[Figure content listings]
******

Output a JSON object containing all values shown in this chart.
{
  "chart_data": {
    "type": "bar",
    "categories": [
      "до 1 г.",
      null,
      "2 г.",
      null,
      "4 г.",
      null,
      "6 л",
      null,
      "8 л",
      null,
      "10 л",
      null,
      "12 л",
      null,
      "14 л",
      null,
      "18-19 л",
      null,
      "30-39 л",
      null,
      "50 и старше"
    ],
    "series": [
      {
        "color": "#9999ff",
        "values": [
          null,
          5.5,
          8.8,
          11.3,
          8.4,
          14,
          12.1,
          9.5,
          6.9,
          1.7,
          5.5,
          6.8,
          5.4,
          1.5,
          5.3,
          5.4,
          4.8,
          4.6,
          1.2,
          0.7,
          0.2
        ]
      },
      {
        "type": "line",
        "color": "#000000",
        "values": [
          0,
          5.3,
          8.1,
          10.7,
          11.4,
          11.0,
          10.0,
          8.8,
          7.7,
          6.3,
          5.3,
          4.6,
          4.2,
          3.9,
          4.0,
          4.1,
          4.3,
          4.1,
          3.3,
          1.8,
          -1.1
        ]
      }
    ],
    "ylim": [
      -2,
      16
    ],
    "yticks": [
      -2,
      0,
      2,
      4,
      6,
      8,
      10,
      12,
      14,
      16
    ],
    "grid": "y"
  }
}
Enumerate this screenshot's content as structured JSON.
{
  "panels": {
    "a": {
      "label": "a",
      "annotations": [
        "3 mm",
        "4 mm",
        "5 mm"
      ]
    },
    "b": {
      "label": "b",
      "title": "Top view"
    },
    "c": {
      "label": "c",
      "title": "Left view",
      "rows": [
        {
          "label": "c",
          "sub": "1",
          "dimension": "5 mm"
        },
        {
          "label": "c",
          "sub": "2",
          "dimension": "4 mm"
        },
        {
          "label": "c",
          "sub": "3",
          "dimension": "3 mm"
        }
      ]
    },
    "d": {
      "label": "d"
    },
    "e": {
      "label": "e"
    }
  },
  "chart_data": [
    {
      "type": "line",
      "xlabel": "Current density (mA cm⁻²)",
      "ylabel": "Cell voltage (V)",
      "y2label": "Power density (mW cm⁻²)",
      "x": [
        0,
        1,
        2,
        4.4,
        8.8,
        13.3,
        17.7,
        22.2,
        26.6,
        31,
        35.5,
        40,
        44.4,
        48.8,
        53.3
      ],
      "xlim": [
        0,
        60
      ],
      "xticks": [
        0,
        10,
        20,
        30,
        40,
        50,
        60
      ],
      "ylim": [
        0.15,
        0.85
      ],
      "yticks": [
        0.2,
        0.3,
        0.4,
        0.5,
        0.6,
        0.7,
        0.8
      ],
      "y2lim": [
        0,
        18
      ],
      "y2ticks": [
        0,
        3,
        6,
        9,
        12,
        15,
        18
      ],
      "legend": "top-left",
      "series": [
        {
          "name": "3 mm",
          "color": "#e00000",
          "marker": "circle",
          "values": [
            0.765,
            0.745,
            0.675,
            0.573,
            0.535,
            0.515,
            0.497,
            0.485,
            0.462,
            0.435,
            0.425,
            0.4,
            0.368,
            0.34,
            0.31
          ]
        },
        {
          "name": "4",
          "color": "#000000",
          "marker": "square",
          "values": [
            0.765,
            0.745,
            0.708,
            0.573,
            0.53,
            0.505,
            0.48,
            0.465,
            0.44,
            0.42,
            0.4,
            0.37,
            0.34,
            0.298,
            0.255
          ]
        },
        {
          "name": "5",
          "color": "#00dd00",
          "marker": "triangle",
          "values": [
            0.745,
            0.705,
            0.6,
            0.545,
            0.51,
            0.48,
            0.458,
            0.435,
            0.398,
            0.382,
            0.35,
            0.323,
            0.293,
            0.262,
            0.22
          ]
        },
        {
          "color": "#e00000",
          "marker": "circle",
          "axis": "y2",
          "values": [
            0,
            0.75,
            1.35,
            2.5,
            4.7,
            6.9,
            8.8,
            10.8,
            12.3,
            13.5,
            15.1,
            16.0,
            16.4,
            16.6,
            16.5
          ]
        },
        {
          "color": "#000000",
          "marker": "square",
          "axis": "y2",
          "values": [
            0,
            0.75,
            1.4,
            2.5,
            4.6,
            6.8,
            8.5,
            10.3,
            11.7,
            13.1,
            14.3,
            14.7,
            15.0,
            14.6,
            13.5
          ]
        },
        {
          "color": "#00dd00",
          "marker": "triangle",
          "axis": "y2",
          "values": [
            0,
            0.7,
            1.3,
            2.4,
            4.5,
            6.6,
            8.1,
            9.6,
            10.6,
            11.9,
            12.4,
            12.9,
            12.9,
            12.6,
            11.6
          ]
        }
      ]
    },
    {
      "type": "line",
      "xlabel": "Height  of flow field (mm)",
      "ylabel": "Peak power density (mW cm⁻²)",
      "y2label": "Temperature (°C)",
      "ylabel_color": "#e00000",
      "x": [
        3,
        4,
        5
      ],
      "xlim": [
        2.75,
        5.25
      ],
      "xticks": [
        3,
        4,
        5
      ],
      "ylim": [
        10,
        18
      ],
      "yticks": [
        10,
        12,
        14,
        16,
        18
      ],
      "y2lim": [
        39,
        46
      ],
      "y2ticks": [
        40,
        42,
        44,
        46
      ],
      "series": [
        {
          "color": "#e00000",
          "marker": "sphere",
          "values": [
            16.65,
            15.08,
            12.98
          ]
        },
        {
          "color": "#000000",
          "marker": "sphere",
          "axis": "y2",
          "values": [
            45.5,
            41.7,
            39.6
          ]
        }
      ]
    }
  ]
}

******

**What is being asked**. Scan the listing above and identify each line holding the string "density"; copy every such line.

**Solution**.
      "xlabel": "Current density (mA cm⁻²)",
      "y2label": "Power density (mW cm⁻²)",
      "ylabel": "Peak power density (mW cm⁻²)",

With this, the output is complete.